- [Supplied data]
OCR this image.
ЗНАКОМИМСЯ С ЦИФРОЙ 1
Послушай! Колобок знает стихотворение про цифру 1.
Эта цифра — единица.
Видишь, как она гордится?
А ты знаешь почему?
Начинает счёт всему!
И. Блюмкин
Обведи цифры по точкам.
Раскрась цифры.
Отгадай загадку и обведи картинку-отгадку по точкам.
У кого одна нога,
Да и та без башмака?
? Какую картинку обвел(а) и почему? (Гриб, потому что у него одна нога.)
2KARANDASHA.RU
--
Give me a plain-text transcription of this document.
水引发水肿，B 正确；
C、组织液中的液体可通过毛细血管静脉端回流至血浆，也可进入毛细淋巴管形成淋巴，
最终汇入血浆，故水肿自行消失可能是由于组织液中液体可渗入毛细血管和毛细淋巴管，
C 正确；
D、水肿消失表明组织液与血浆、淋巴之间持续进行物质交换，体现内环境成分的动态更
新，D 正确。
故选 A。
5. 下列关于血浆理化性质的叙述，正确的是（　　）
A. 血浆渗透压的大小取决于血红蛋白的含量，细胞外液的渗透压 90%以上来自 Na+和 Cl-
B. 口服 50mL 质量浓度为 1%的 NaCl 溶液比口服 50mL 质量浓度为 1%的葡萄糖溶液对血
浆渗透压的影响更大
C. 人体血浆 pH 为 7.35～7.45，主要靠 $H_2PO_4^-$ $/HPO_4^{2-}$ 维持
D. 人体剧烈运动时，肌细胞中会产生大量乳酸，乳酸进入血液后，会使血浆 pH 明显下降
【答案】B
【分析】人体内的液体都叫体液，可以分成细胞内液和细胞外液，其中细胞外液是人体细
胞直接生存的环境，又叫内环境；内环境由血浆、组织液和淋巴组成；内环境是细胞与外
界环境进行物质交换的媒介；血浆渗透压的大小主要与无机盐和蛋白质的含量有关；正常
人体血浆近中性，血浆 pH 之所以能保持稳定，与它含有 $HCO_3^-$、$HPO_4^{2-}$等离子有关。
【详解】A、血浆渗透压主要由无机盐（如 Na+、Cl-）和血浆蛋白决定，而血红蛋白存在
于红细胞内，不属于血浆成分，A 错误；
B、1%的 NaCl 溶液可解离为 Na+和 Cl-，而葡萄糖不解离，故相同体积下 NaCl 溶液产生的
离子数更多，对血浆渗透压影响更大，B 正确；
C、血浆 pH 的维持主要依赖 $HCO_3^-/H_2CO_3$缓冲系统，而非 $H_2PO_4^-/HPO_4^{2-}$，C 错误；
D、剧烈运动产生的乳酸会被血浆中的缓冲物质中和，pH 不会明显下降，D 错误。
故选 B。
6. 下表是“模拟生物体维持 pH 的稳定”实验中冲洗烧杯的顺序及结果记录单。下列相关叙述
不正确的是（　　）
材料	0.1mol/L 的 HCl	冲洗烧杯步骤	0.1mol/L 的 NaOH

- [What the task asks] Using the material above, report each line where "NaCl" occurs.

- [Task solution]
B. 口服 50mL 质量浓度为 1%的 NaCl 溶液比口服 50mL 质量浓度为 1%的葡萄糖溶液对血
B、1%的 NaCl 溶液可解离为 Na+和 Cl-，而葡萄糖不解离，故相同体积下 NaCl 溶液产生的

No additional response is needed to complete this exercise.